## GIVEN RECORDS
-=-=-=-=-
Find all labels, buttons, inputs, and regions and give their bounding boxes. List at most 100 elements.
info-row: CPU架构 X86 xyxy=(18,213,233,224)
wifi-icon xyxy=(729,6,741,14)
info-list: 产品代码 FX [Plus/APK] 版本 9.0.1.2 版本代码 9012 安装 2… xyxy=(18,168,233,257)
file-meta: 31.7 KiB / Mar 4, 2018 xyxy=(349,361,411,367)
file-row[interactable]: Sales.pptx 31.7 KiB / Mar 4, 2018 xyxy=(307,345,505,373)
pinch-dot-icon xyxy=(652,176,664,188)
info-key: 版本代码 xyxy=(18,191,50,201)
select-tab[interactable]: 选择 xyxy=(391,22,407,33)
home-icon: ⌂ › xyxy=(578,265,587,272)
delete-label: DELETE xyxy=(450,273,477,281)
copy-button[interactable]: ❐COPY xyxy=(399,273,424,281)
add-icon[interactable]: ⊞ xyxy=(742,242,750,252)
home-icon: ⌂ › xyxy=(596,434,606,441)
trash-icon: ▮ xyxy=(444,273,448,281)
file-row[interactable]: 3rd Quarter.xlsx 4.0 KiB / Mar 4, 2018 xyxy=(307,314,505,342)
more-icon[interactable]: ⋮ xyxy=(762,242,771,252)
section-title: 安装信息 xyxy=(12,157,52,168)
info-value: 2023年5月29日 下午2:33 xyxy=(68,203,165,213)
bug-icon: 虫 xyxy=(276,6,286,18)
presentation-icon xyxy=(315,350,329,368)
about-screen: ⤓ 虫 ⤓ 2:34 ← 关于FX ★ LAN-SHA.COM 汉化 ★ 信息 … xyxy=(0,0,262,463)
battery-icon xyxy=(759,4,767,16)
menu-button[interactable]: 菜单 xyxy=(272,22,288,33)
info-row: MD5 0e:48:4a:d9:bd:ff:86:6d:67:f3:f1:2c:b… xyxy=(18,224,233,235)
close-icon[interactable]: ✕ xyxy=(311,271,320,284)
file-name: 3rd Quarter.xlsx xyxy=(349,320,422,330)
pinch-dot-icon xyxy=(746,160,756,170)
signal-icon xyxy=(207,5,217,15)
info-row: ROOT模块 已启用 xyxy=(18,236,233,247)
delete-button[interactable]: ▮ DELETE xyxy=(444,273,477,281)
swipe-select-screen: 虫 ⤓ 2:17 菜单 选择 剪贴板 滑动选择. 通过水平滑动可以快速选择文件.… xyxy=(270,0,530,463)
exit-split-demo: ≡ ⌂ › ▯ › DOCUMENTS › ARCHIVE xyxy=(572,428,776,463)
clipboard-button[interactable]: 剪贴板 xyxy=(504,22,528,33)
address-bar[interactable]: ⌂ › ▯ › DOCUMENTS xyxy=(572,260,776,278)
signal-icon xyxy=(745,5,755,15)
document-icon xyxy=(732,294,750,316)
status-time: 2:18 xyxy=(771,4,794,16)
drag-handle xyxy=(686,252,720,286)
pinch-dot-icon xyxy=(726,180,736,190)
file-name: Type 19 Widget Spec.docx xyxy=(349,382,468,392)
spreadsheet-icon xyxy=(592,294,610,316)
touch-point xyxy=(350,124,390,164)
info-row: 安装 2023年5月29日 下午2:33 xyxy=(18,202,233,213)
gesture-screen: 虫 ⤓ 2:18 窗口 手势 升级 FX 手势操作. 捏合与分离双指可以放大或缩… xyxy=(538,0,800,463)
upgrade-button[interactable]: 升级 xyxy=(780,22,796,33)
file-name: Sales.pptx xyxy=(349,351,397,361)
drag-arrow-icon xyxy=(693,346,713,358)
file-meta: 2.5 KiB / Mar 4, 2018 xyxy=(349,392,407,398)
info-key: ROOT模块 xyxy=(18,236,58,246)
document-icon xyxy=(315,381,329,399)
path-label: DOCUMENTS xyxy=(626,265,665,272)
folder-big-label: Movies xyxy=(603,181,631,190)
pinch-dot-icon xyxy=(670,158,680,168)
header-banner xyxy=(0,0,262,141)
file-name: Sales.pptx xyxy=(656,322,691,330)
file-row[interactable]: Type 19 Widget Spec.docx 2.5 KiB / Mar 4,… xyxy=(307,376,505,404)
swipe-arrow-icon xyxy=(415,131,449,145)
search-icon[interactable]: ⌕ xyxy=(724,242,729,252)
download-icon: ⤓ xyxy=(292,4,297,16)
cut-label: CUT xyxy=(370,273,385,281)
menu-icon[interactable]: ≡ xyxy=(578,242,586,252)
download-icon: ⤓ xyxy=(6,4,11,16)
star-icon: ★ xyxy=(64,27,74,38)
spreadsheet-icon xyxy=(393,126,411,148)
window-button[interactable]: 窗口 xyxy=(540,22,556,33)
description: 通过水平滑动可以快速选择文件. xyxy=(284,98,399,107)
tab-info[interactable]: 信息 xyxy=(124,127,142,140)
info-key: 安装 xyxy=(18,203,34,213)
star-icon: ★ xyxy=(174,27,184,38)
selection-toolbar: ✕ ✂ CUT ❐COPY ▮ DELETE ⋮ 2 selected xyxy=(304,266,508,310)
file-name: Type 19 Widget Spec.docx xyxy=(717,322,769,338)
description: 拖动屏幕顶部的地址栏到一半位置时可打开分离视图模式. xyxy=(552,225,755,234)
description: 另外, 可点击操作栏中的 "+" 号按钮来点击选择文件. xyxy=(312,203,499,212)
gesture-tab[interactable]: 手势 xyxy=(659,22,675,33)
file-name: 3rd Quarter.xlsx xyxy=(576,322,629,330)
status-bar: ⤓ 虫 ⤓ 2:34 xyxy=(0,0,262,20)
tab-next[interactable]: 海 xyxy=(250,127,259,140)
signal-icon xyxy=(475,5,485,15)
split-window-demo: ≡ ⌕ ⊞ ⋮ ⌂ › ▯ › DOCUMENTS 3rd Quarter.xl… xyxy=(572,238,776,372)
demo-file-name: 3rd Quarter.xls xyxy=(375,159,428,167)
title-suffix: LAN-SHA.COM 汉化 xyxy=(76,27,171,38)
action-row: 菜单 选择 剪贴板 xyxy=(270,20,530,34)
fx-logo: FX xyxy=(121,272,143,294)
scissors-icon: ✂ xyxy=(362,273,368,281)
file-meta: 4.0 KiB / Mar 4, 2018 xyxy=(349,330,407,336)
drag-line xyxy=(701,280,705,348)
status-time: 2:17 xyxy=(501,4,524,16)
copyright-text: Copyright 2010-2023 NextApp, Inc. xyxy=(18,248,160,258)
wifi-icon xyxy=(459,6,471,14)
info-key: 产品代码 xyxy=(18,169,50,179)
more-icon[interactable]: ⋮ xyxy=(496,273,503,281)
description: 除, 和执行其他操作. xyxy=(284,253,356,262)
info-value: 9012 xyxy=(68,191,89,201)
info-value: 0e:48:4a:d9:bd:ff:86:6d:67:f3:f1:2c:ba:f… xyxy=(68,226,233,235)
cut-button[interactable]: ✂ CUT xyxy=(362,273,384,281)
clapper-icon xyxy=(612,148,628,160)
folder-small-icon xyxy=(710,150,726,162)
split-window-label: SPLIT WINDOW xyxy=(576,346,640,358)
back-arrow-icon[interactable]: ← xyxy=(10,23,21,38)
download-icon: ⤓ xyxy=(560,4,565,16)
-=-=-=-=-
## WORK TO BE COMPLETED
Repeat each line of the items above word for word.

## RESULT FOR THIS EXERCISE
Find all labels, buttons, inputs, and regions and give their bounding boxes. List at most 100 elements.
info-row: CPU架构 X86 xyxy=(18,213,233,224)
wifi-icon xyxy=(729,6,741,14)
info-list: 产品代码 FX [Plus/APK] 版本 9.0.1.2 版本代码 9012 安装 2… xyxy=(18,168,233,257)
file-meta: 31.7 KiB / Mar 4, 2018 xyxy=(349,361,411,367)
file-row[interactable]: Sales.pptx 31.7 KiB / Mar 4, 2018 xyxy=(307,345,505,373)
pinch-dot-icon xyxy=(652,176,664,188)
info-key: 版本代码 xyxy=(18,191,50,201)
select-tab[interactable]: 选择 xyxy=(391,22,407,33)
home-icon: ⌂ › xyxy=(578,265,587,272)
delete-label: DELETE xyxy=(450,273,477,281)
copy-button[interactable]: ❐COPY xyxy=(399,273,424,281)
add-icon[interactable]: ⊞ xyxy=(742,242,750,252)
home-icon: ⌂ › xyxy=(596,434,606,441)
trash-icon: ▮ xyxy=(444,273,448,281)
file-row[interactable]: 3rd Quarter.xlsx 4.0 KiB / Mar 4, 2018 xyxy=(307,314,505,342)
more-icon[interactable]: ⋮ xyxy=(762,242,771,252)
section-title: 安装信息 xyxy=(12,157,52,168)
info-value: 2023年5月29日 下午2:33 xyxy=(68,203,165,213)
bug-icon: 虫 xyxy=(276,6,286,18)
presentation-icon xyxy=(315,350,329,368)
about-screen: ⤓ 虫 ⤓ 2:34 ← 关于FX ★ LAN-SHA.COM 汉化 ★ 信息 … xyxy=(0,0,262,463)
battery-icon xyxy=(759,4,767,16)
menu-button[interactable]: 菜单 xyxy=(272,22,288,33)
info-row: MD5 0e:48:4a:d9:bd:ff:86:6d:67:f3:f1:2c:b… xyxy=(18,224,233,235)
close-icon[interactable]: ✕ xyxy=(311,271,320,284)
file-name: 3rd Quarter.xlsx xyxy=(349,320,422,330)
pinch-dot-icon xyxy=(746,160,756,170)
signal-icon xyxy=(207,5,217,15)
info-row: ROOT模块 已启用 xyxy=(18,236,233,247)
delete-button[interactable]: ▮ DELETE xyxy=(444,273,477,281)
swipe-select-screen: 虫 ⤓ 2:17 菜单 选择 剪贴板 滑动选择. 通过水平滑动可以快速选择文件.… xyxy=(270,0,530,463)
exit-split-demo: ≡ ⌂ › ▯ › DOCUMENTS › ARCHIVE xyxy=(572,428,776,463)
clipboard-button[interactable]: 剪贴板 xyxy=(504,22,528,33)
address-bar[interactable]: ⌂ › ▯ › DOCUMENTS xyxy=(572,260,776,278)
signal-icon xyxy=(745,5,755,15)
document-icon xyxy=(732,294,750,316)
status-time: 2:18 xyxy=(771,4,794,16)
drag-handle xyxy=(686,252,720,286)
pinch-dot-icon xyxy=(726,180,736,190)
file-name: Type 19 Widget Spec.docx xyxy=(349,382,468,392)
spreadsheet-icon xyxy=(592,294,610,316)
touch-point xyxy=(350,124,390,164)
info-row: 安装 2023年5月29日 下午2:33 xyxy=(18,202,233,213)
gesture-screen: 虫 ⤓ 2:18 窗口 手势 升级 FX 手势操作. 捏合与分离双指可以放大或缩… xyxy=(538,0,800,463)
upgrade-button[interactable]: 升级 xyxy=(780,22,796,33)
file-name: Sales.pptx xyxy=(349,351,397,361)
drag-arrow-icon xyxy=(693,346,713,358)
file-meta: 2.5 KiB / Mar 4, 2018 xyxy=(349,392,407,398)
info-key: ROOT模块 xyxy=(18,236,58,246)
document-icon xyxy=(315,381,329,399)
path-label: DOCUMENTS xyxy=(626,265,665,272)
folder-big-label: Movies xyxy=(603,181,631,190)
pinch-dot-icon xyxy=(670,158,680,168)
header-banner xyxy=(0,0,262,141)
file-name: Sales.pptx xyxy=(656,322,691,330)
file-row[interactable]: Type 19 Widget Spec.docx 2.5 KiB / Mar 4,… xyxy=(307,376,505,404)
swipe-arrow-icon xyxy=(415,131,449,145)
search-icon[interactable]: ⌕ xyxy=(724,242,729,252)
download-icon: ⤓ xyxy=(292,4,297,16)
cut-label: CUT xyxy=(370,273,385,281)
menu-icon[interactable]: ≡ xyxy=(578,242,586,252)
download-icon: ⤓ xyxy=(6,4,11,16)
star-icon: ★ xyxy=(64,27,74,38)
spreadsheet-icon xyxy=(393,126,411,148)
window-button[interactable]: 窗口 xyxy=(540,22,556,33)
description: 通过水平滑动可以快速选择文件. xyxy=(284,98,399,107)
tab-info[interactable]: 信息 xyxy=(124,127,142,140)
info-key: 安装 xyxy=(18,203,34,213)
star-icon: ★ xyxy=(174,27,184,38)
selection-toolbar: ✕ ✂ CUT ❐COPY ▮ DELETE ⋮ 2 selected xyxy=(304,266,508,310)
file-name: Type 19 Widget Spec.docx xyxy=(717,322,769,338)
description: 拖动屏幕顶部的地址栏到一半位置时可打开分离视图模式. xyxy=(552,225,755,234)
description: 另外, 可点击操作栏中的 "+" 号按钮来点击选择文件. xyxy=(312,203,499,212)
gesture-tab[interactable]: 手势 xyxy=(659,22,675,33)
file-name: 3rd Quarter.xlsx xyxy=(576,322,629,330)
status-bar: ⤓ 虫 ⤓ 2:34 xyxy=(0,0,262,20)
tab-next[interactable]: 海 xyxy=(250,127,259,140)
signal-icon xyxy=(475,5,485,15)
split-window-demo: ≡ ⌕ ⊞ ⋮ ⌂ › ▯ › DOCUMENTS 3rd Quarter.xl… xyxy=(572,238,776,372)
demo-file-name: 3rd Quarter.xls xyxy=(375,159,428,167)
title-suffix: LAN-SHA.COM 汉化 xyxy=(76,27,171,38)
action-row: 菜单 选择 剪贴板 xyxy=(270,20,530,34)
fx-logo: FX xyxy=(121,272,143,294)
scissors-icon: ✂ xyxy=(362,273,368,281)
file-meta: 4.0 KiB / Mar 4, 2018 xyxy=(349,330,407,336)
drag-line xyxy=(701,280,705,348)
status-time: 2:17 xyxy=(501,4,524,16)
copyright-text: Copyright 2010-2023 NextApp, Inc. xyxy=(18,248,160,258)
wifi-icon xyxy=(459,6,471,14)
info-key: 产品代码 xyxy=(18,169,50,179)
more-icon[interactable]: ⋮ xyxy=(496,273,503,281)
description: 除, 和执行其他操作. xyxy=(284,253,356,262)
info-value: 9012 xyxy=(68,191,89,201)
info-value: 0e:48:4a:d9:bd:ff:86:6d:67:f3:f1:2c:ba:f… xyxy=(68,226,233,235)
cut-button[interactable]: ✂ CUT xyxy=(362,273,384,281)
clapper-icon xyxy=(612,148,628,160)
folder-small-icon xyxy=(710,150,726,162)
split-window-label: SPLIT WINDOW xyxy=(576,346,640,358)
back-arrow-icon[interactable]: ← xyxy=(10,23,21,38)
download-icon: ⤓ xyxy=(560,4,565,16)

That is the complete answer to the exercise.